_Direction_
From the listing below, extract each entry exactly as written, minus the images.

==== Information supplied

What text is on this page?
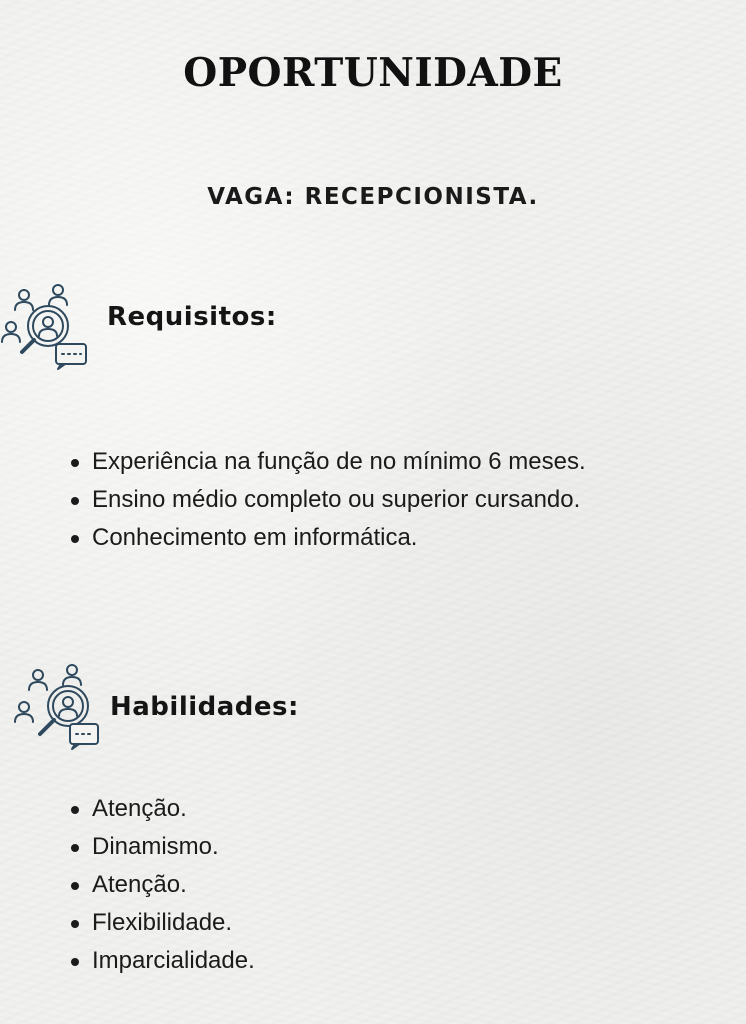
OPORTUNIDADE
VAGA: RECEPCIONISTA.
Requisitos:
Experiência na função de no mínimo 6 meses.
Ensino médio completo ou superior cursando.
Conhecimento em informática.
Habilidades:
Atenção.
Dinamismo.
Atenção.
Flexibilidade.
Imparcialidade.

========

_Output below_
What text is on this page?
OPORTUNIDADE
VAGA: RECEPCIONISTA.
Requisitos:
Experiência na função de no mínimo 6 meses.
Ensino médio completo ou superior cursando.
Conhecimento em informática.
Habilidades:
Atenção.
Dinamismo.
Atenção.
Flexibilidade.
Imparcialidade.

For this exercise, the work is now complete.